The entire listing that follows must be repeated exactly, pictures excluded.

Start of Block

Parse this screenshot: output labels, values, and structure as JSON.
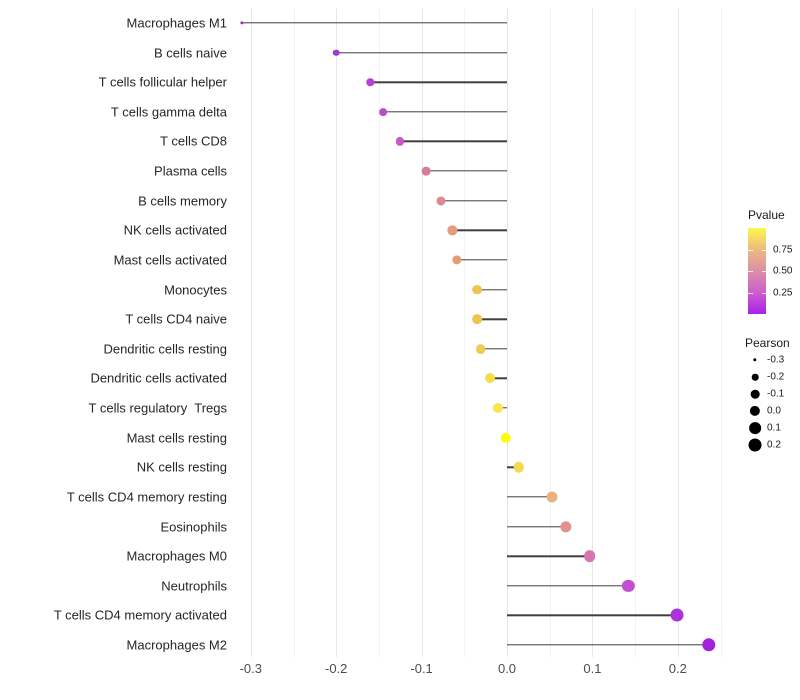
{
  "chart_data": {
    "type": "scatter",
    "subtype": "lollipop",
    "title": "",
    "xlabel": "",
    "ylabel": "",
    "x_range": [
      -0.333,
      0.263
    ],
    "grid": "on",
    "x_ticks": {
      "labels": [
        "-0.3",
        "-0.2",
        "-0.1",
        "0.0",
        "0.1",
        "0.2"
      ],
      "values": [
        -0.3,
        -0.2,
        -0.1,
        0.0,
        0.1,
        0.2
      ]
    },
    "grid_major": [
      -0.3,
      -0.2,
      -0.1,
      0.0,
      0.1,
      0.2
    ],
    "grid_minor": [
      -0.25,
      -0.15,
      -0.05,
      0.05,
      0.15,
      0.25
    ],
    "points": [
      {
        "label": "Macrophages M1",
        "pearson": -0.31,
        "color": "#9C2BD1"
      },
      {
        "label": "B cells naive",
        "pearson": -0.2,
        "color": "#A138D1"
      },
      {
        "label": "T cells follicular helper",
        "pearson": -0.16,
        "color": "#B840D4"
      },
      {
        "label": "T cells gamma delta",
        "pearson": -0.145,
        "color": "#BE4ACF"
      },
      {
        "label": "T cells CD8",
        "pearson": -0.125,
        "color": "#C45BC8"
      },
      {
        "label": "Plasma cells",
        "pearson": -0.095,
        "color": "#D57BA0"
      },
      {
        "label": "B cells memory",
        "pearson": -0.077,
        "color": "#DC8A8D"
      },
      {
        "label": "NK cells activated",
        "pearson": -0.064,
        "color": "#E59B7C"
      },
      {
        "label": "Mast cells activated",
        "pearson": -0.059,
        "color": "#E59D76"
      },
      {
        "label": "Monocytes",
        "pearson": -0.035,
        "color": "#EFC455"
      },
      {
        "label": "T cells CD4 naive",
        "pearson": -0.035,
        "color": "#EFC455"
      },
      {
        "label": "Dendritic cells resting",
        "pearson": -0.031,
        "color": "#F0CA52"
      },
      {
        "label": "Dendritic cells activated",
        "pearson": -0.02,
        "color": "#F5DE4E"
      },
      {
        "label": "T cells regulatory  Tregs",
        "pearson": -0.011,
        "color": "#F8E44C"
      },
      {
        "label": "Mast cells resting",
        "pearson": -0.001,
        "color": "#FCFD08"
      },
      {
        "label": "NK cells resting",
        "pearson": 0.014,
        "color": "#F5DA4D"
      },
      {
        "label": "T cells CD4 memory resting",
        "pearson": 0.053,
        "color": "#EAB183"
      },
      {
        "label": "Eosinophils",
        "pearson": 0.069,
        "color": "#E2918E"
      },
      {
        "label": "Macrophages M0",
        "pearson": 0.097,
        "color": "#D873B4"
      },
      {
        "label": "Neutrophils",
        "pearson": 0.142,
        "color": "#C350D2"
      },
      {
        "label": "T cells CD4 memory activated",
        "pearson": 0.199,
        "color": "#AC33D8"
      },
      {
        "label": "Macrophages M2",
        "pearson": 0.236,
        "color": "#A121DD"
      }
    ],
    "legends": {
      "pvalue": {
        "title": "Pvalue",
        "tick_labels": [
          "0.75",
          "0.50",
          "0.25"
        ],
        "tick_values": [
          0.75,
          0.5,
          0.25
        ],
        "gradient_stops": [
          {
            "p": 0.0,
            "color": "#AA20E9"
          },
          {
            "p": 0.25,
            "color": "#CC5ECC"
          },
          {
            "p": 0.5,
            "color": "#DC8FA5"
          },
          {
            "p": 0.75,
            "color": "#EBBA80"
          },
          {
            "p": 1.0,
            "color": "#FBF74E"
          }
        ]
      },
      "pearson": {
        "title": "Pearson",
        "tick_labels": [
          "-0.3",
          "-0.2",
          "-0.1",
          "0.0",
          "0.1",
          "0.2"
        ],
        "tick_values": [
          -0.3,
          -0.2,
          -0.1,
          0.0,
          0.1,
          0.2
        ],
        "dot_color": "#000000"
      }
    }
  }
}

End of Block

▸ **SOLUTION**
Parse this screenshot: output labels, values, and structure as JSON.
{
  "chart_data": {
    "type": "scatter",
    "subtype": "lollipop",
    "title": "",
    "xlabel": "",
    "ylabel": "",
    "x_range": [
      -0.333,
      0.263
    ],
    "grid": "on",
    "x_ticks": {
      "labels": [
        "-0.3",
        "-0.2",
        "-0.1",
        "0.0",
        "0.1",
        "0.2"
      ],
      "values": [
        -0.3,
        -0.2,
        -0.1,
        0.0,
        0.1,
        0.2
      ]
    },
    "grid_major": [
      -0.3,
      -0.2,
      -0.1,
      0.0,
      0.1,
      0.2
    ],
    "grid_minor": [
      -0.25,
      -0.15,
      -0.05,
      0.05,
      0.15,
      0.25
    ],
    "points": [
      {
        "label": "Macrophages M1",
        "pearson": -0.31,
        "color": "#9C2BD1"
      },
      {
        "label": "B cells naive",
        "pearson": -0.2,
        "color": "#A138D1"
      },
      {
        "label": "T cells follicular helper",
        "pearson": -0.16,
        "color": "#B840D4"
      },
      {
        "label": "T cells gamma delta",
        "pearson": -0.145,
        "color": "#BE4ACF"
      },
      {
        "label": "T cells CD8",
        "pearson": -0.125,
        "color": "#C45BC8"
      },
      {
        "label": "Plasma cells",
        "pearson": -0.095,
        "color": "#D57BA0"
      },
      {
        "label": "B cells memory",
        "pearson": -0.077,
        "color": "#DC8A8D"
      },
      {
        "label": "NK cells activated",
        "pearson": -0.064,
        "color": "#E59B7C"
      },
      {
        "label": "Mast cells activated",
        "pearson": -0.059,
        "color": "#E59D76"
      },
      {
        "label": "Monocytes",
        "pearson": -0.035,
        "color": "#EFC455"
      },
      {
        "label": "T cells CD4 naive",
        "pearson": -0.035,
        "color": "#EFC455"
      },
      {
        "label": "Dendritic cells resting",
        "pearson": -0.031,
        "color": "#F0CA52"
      },
      {
        "label": "Dendritic cells activated",
        "pearson": -0.02,
        "color": "#F5DE4E"
      },
      {
        "label": "T cells regulatory  Tregs",
        "pearson": -0.011,
        "color": "#F8E44C"
      },
      {
        "label": "Mast cells resting",
        "pearson": -0.001,
        "color": "#FCFD08"
      },
      {
        "label": "NK cells resting",
        "pearson": 0.014,
        "color": "#F5DA4D"
      },
      {
        "label": "T cells CD4 memory resting",
        "pearson": 0.053,
        "color": "#EAB183"
      },
      {
        "label": "Eosinophils",
        "pearson": 0.069,
        "color": "#E2918E"
      },
      {
        "label": "Macrophages M0",
        "pearson": 0.097,
        "color": "#D873B4"
      },
      {
        "label": "Neutrophils",
        "pearson": 0.142,
        "color": "#C350D2"
      },
      {
        "label": "T cells CD4 memory activated",
        "pearson": 0.199,
        "color": "#AC33D8"
      },
      {
        "label": "Macrophages M2",
        "pearson": 0.236,
        "color": "#A121DD"
      }
    ],
    "legends": {
      "pvalue": {
        "title": "Pvalue",
        "tick_labels": [
          "0.75",
          "0.50",
          "0.25"
        ],
        "tick_values": [
          0.75,
          0.5,
          0.25
        ],
        "gradient_stops": [
          {
            "p": 0.0,
            "color": "#AA20E9"
          },
          {
            "p": 0.25,
            "color": "#CC5ECC"
          },
          {
            "p": 0.5,
            "color": "#DC8FA5"
          },
          {
            "p": 0.75,
            "color": "#EBBA80"
          },
          {
            "p": 1.0,
            "color": "#FBF74E"
          }
        ]
      },
      "pearson": {
        "title": "Pearson",
        "tick_labels": [
          "-0.3",
          "-0.2",
          "-0.1",
          "0.0",
          "0.1",
          "0.2"
        ],
        "tick_values": [
          -0.3,
          -0.2,
          -0.1,
          0.0,
          0.1,
          0.2
        ],
        "dot_color": "#000000"
      }
    }
  }
}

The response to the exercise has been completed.